-- BEGIN DATA --

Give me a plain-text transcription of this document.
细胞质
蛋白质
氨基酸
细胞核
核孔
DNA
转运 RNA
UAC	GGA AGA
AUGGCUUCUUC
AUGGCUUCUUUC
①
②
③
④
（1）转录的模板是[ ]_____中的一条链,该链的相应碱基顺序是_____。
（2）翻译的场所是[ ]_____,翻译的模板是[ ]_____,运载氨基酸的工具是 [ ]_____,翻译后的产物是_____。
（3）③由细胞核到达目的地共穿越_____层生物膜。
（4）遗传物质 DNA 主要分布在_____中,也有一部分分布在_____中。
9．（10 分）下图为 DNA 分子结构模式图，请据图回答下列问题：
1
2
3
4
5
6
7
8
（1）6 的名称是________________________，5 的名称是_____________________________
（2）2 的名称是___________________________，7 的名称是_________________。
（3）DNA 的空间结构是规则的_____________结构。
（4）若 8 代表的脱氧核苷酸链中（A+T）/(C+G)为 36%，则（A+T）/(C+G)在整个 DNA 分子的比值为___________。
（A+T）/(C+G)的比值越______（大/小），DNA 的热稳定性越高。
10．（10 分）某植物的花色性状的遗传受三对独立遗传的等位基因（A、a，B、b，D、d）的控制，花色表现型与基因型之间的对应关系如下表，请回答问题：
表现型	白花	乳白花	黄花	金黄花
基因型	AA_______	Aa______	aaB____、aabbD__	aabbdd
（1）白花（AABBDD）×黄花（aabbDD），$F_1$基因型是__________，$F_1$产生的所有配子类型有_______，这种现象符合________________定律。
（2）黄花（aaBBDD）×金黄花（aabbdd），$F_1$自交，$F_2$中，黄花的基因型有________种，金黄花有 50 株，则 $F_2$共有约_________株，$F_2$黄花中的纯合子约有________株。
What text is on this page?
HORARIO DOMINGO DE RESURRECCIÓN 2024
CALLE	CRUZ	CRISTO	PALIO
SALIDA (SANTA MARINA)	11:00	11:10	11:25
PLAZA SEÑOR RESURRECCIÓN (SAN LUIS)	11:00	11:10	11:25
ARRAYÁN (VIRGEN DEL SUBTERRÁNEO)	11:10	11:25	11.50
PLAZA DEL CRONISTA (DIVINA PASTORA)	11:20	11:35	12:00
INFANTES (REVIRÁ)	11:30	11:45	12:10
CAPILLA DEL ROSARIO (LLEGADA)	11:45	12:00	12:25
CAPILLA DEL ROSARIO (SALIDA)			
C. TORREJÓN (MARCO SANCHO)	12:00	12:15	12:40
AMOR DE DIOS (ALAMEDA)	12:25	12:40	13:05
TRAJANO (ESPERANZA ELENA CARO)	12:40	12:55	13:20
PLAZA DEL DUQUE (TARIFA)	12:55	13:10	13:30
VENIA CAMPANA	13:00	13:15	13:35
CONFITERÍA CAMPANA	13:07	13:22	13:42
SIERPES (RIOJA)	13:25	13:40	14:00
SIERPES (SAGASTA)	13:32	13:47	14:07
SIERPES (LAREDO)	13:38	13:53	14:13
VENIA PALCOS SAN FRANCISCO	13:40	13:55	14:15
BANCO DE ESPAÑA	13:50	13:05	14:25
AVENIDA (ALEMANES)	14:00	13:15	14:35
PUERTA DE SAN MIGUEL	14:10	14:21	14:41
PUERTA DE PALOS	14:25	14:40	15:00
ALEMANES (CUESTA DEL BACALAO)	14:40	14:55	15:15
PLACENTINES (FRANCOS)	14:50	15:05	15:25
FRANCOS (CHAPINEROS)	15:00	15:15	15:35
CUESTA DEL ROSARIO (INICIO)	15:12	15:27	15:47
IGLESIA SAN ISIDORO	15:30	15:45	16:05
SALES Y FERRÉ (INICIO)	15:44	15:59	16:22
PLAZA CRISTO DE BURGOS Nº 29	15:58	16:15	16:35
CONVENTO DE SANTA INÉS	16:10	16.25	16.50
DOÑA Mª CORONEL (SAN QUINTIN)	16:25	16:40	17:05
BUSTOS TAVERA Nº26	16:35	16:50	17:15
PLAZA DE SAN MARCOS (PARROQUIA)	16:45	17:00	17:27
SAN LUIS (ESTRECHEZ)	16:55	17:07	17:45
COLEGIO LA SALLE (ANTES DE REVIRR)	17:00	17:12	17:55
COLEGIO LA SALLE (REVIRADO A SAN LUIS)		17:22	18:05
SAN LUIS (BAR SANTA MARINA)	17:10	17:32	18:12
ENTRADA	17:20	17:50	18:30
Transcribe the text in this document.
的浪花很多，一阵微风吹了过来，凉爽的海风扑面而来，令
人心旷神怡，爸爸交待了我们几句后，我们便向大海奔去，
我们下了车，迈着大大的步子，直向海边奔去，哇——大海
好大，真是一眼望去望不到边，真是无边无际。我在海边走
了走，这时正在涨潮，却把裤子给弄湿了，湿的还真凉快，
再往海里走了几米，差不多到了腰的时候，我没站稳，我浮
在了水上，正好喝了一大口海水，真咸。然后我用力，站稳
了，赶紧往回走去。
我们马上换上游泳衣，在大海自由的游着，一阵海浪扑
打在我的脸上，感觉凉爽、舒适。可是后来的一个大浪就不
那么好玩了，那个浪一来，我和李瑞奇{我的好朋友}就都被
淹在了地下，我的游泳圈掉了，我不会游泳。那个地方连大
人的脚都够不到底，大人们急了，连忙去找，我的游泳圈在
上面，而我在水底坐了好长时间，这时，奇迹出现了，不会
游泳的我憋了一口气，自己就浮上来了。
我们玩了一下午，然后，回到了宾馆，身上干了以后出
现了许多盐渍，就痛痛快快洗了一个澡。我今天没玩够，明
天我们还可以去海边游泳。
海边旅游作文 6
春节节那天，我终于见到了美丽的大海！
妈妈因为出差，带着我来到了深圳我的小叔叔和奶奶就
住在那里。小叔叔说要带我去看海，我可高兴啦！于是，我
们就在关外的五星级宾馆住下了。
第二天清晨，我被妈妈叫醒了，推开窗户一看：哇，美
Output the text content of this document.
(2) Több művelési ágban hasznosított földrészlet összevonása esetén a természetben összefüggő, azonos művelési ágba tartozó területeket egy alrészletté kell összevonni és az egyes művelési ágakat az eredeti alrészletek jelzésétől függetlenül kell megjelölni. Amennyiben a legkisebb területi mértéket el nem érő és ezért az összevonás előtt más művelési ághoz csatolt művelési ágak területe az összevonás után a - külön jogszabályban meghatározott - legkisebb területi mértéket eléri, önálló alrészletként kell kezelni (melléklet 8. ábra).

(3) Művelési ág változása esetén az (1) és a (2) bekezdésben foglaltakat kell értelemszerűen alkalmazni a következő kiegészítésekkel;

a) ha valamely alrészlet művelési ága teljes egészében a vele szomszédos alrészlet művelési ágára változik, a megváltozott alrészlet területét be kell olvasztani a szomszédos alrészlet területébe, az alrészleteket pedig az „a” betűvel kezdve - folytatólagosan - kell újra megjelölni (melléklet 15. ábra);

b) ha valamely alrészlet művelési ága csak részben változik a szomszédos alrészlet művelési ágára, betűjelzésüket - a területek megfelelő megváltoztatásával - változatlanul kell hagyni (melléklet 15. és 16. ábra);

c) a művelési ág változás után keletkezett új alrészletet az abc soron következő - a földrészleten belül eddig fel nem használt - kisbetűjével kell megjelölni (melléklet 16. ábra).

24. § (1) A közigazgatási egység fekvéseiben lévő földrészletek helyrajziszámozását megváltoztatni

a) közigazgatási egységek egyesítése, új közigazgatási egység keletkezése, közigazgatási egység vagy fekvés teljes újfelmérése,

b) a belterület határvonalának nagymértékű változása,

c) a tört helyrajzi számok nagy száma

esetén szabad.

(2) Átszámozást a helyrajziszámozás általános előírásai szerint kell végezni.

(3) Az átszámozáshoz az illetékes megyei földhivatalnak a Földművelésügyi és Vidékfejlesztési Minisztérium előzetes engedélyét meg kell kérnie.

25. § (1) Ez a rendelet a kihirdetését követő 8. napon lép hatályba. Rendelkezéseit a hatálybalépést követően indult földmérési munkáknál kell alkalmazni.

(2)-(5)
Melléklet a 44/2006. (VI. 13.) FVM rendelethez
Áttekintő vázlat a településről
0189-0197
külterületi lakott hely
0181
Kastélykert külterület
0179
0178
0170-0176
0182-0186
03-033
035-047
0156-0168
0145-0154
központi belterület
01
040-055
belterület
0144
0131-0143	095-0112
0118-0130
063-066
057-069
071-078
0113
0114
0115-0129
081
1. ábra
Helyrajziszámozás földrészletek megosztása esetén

-- END DATA --

- **CHALLENGE**:
Which lines contain the word "MARINA"? Copy each one.

- **OUTPUT FOR THIS EXERCISE**:
SALIDA (SANTA MARINA)	11:00	11:10	11:25
SAN LUIS (BAR SANTA MARINA)	17:10	17:32	18:12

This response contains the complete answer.